**YOUR OBJECTIVE**
The listing beneath should be written out in full, exactly as shown.

>> start

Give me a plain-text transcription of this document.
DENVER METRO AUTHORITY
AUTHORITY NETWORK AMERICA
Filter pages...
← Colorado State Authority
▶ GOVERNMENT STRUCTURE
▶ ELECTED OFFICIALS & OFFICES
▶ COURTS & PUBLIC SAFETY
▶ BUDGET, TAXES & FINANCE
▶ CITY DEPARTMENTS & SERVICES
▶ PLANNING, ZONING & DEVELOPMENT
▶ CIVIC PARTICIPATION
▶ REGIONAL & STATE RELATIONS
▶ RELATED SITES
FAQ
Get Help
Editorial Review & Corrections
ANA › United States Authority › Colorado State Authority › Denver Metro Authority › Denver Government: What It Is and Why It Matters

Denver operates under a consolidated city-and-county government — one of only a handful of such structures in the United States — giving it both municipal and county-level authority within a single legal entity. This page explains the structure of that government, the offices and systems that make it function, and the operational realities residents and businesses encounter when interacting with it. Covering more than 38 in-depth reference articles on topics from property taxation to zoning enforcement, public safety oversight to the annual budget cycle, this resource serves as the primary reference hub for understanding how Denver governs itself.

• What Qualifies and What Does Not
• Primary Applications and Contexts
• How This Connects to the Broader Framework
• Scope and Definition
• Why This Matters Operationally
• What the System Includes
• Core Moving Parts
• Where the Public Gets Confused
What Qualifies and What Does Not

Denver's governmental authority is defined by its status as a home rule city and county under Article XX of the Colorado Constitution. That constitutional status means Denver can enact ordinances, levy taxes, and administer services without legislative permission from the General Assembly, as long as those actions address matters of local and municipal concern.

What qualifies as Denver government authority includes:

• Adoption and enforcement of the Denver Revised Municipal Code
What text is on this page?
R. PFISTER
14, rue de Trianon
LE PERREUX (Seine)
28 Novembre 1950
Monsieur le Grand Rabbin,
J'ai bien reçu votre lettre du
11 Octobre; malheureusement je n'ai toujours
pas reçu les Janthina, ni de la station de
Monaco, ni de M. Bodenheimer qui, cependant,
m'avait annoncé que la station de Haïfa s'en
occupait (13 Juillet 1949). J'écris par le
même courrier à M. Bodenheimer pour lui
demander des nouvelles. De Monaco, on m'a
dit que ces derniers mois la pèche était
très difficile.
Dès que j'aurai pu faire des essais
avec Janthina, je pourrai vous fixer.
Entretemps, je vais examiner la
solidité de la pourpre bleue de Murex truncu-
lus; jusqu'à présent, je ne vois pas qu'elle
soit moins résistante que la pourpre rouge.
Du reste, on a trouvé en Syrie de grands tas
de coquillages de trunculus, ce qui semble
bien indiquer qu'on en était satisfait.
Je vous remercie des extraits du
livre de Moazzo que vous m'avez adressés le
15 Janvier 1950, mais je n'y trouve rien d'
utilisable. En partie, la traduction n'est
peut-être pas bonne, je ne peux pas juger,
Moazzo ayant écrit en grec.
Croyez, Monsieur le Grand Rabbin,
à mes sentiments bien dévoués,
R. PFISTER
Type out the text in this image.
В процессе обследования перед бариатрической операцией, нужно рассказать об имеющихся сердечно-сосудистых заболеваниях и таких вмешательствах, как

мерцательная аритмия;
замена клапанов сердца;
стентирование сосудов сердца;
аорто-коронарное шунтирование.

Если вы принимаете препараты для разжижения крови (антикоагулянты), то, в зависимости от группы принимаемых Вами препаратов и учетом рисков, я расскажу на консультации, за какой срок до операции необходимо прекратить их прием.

>> end

**CORRECT ANSWER**
Give me a plain-text transcription of this document.
DENVER METRO AUTHORITY
AUTHORITY NETWORK AMERICA
Filter pages...
← Colorado State Authority
▶ GOVERNMENT STRUCTURE
▶ ELECTED OFFICIALS & OFFICES
▶ COURTS & PUBLIC SAFETY
▶ BUDGET, TAXES & FINANCE
▶ CITY DEPARTMENTS & SERVICES
▶ PLANNING, ZONING & DEVELOPMENT
▶ CIVIC PARTICIPATION
▶ REGIONAL & STATE RELATIONS
▶ RELATED SITES
FAQ
Get Help
Editorial Review & Corrections
ANA › United States Authority › Colorado State Authority › Denver Metro Authority › Denver Government: What It Is and Why It Matters

Denver operates under a consolidated city-and-county government — one of only a handful of such structures in the United States — giving it both municipal and county-level authority within a single legal entity. This page explains the structure of that government, the offices and systems that make it function, and the operational realities residents and businesses encounter when interacting with it. Covering more than 38 in-depth reference articles on topics from property taxation to zoning enforcement, public safety oversight to the annual budget cycle, this resource serves as the primary reference hub for understanding how Denver governs itself.

• What Qualifies and What Does Not
• Primary Applications and Contexts
• How This Connects to the Broader Framework
• Scope and Definition
• Why This Matters Operationally
• What the System Includes
• Core Moving Parts
• Where the Public Gets Confused
What Qualifies and What Does Not

Denver's governmental authority is defined by its status as a home rule city and county under Article XX of the Colorado Constitution. That constitutional status means Denver can enact ordinances, levy taxes, and administer services without legislative permission from the General Assembly, as long as those actions address matters of local and municipal concern.

What qualifies as Denver government authority includes:

• Adoption and enforcement of the Denver Revised Municipal Code
What text is on this page?
R. PFISTER
14, rue de Trianon
LE PERREUX (Seine)
28 Novembre 1950
Monsieur le Grand Rabbin,
J'ai bien reçu votre lettre du
11 Octobre; malheureusement je n'ai toujours
pas reçu les Janthina, ni de la station de
Monaco, ni de M. Bodenheimer qui, cependant,
m'avait annoncé que la station de Haïfa s'en
occupait (13 Juillet 1949). J'écris par le
même courrier à M. Bodenheimer pour lui
demander des nouvelles. De Monaco, on m'a
dit que ces derniers mois la pèche était
très difficile.
Dès que j'aurai pu faire des essais
avec Janthina, je pourrai vous fixer.
Entretemps, je vais examiner la
solidité de la pourpre bleue de Murex truncu-
lus; jusqu'à présent, je ne vois pas qu'elle
soit moins résistante que la pourpre rouge.
Du reste, on a trouvé en Syrie de grands tas
de coquillages de trunculus, ce qui semble
bien indiquer qu'on en était satisfait.
Je vous remercie des extraits du
livre de Moazzo que vous m'avez adressés le
15 Janvier 1950, mais je n'y trouve rien d'
utilisable. En partie, la traduction n'est
peut-être pas bonne, je ne peux pas juger,
Moazzo ayant écrit en grec.
Croyez, Monsieur le Grand Rabbin,
à mes sentiments bien dévoués,
R. PFISTER
Type out the text in this image.
В процессе обследования перед бариатрической операцией, нужно рассказать об имеющихся сердечно-сосудистых заболеваниях и таких вмешательствах, как

мерцательная аритмия;
замена клапанов сердца;
стентирование сосудов сердца;
аорто-коронарное шунтирование.

Если вы принимаете препараты для разжижения крови (антикоагулянты), то, в зависимости от группы принимаемых Вами препаратов и учетом рисков, я расскажу на консультации, за какой срок до операции необходимо прекратить их прием.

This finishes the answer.